# WHAT THE TASK ASKS:
Your task is to repeat the entries underneath exactly, minus the pictures.

○ ○ ○ ○ ○ ○ ○

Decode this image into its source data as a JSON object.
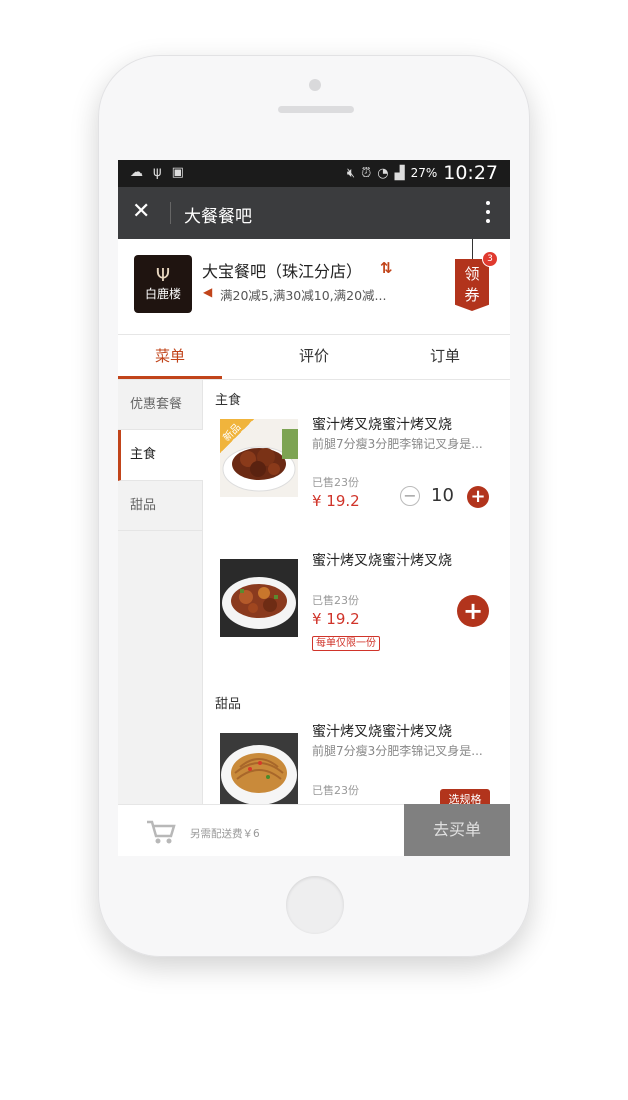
{
  "status_bar": {
    "battery": "27%",
    "time": "10:27"
  },
  "titlebar": {
    "title": "大餐餐吧"
  },
  "shop": {
    "name": "大宝餐吧（珠江分店）",
    "logo_text": "白鹿楼",
    "promo": "满20减5,满30减10,满20减...",
    "coupon_label": "领券",
    "coupon_count": "3"
  },
  "tabs": [
    {
      "label": "菜单"
    },
    {
      "label": "评价"
    },
    {
      "label": "订单"
    }
  ],
  "categories": [
    {
      "label": "优惠套餐"
    },
    {
      "label": "主食"
    },
    {
      "label": "甜品"
    }
  ],
  "sections": [
    {
      "title": "主食",
      "items": [
        {
          "name": "蜜汁烤叉烧蜜汁烤叉烧",
          "desc": "前腿7分瘦3分肥李锦记叉身是...",
          "sold": "已售23份",
          "price": "¥ 19.2",
          "qty": "10",
          "badge": "新品"
        },
        {
          "name": "蜜汁烤叉烧蜜汁烤叉烧",
          "sold": "已售23份",
          "price": "¥ 19.2",
          "limit": "每单仅限一份"
        }
      ]
    },
    {
      "title": "甜品",
      "items": [
        {
          "name": "蜜汁烤叉烧蜜汁烤叉烧",
          "desc": "前腿7分瘦3分肥李锦记叉身是...",
          "sold": "已售23份",
          "spec_label": "选规格"
        }
      ]
    }
  ],
  "bottom": {
    "delivery": "另需配送费￥6",
    "checkout": "去买单"
  },
  "colors": {
    "accent": "#b2341c",
    "price": "#d0342a",
    "titlebar": "#3b3c3e"
  }
}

○ ○ ○ ○ ○ ○ ○

# RESULT OF THE EXERCISE:
Decode this image into its source data as a JSON object.
{
  "status_bar": {
    "battery": "27%",
    "time": "10:27"
  },
  "titlebar": {
    "title": "大餐餐吧"
  },
  "shop": {
    "name": "大宝餐吧（珠江分店）",
    "logo_text": "白鹿楼",
    "promo": "满20减5,满30减10,满20减...",
    "coupon_label": "领券",
    "coupon_count": "3"
  },
  "tabs": [
    {
      "label": "菜单"
    },
    {
      "label": "评价"
    },
    {
      "label": "订单"
    }
  ],
  "categories": [
    {
      "label": "优惠套餐"
    },
    {
      "label": "主食"
    },
    {
      "label": "甜品"
    }
  ],
  "sections": [
    {
      "title": "主食",
      "items": [
        {
          "name": "蜜汁烤叉烧蜜汁烤叉烧",
          "desc": "前腿7分瘦3分肥李锦记叉身是...",
          "sold": "已售23份",
          "price": "¥ 19.2",
          "qty": "10",
          "badge": "新品"
        },
        {
          "name": "蜜汁烤叉烧蜜汁烤叉烧",
          "sold": "已售23份",
          "price": "¥ 19.2",
          "limit": "每单仅限一份"
        }
      ]
    },
    {
      "title": "甜品",
      "items": [
        {
          "name": "蜜汁烤叉烧蜜汁烤叉烧",
          "desc": "前腿7分瘦3分肥李锦记叉身是...",
          "sold": "已售23份",
          "spec_label": "选规格"
        }
      ]
    }
  ],
  "bottom": {
    "delivery": "另需配送费￥6",
    "checkout": "去买单"
  },
  "colors": {
    "accent": "#b2341c",
    "price": "#d0342a",
    "titlebar": "#3b3c3e"
  }
}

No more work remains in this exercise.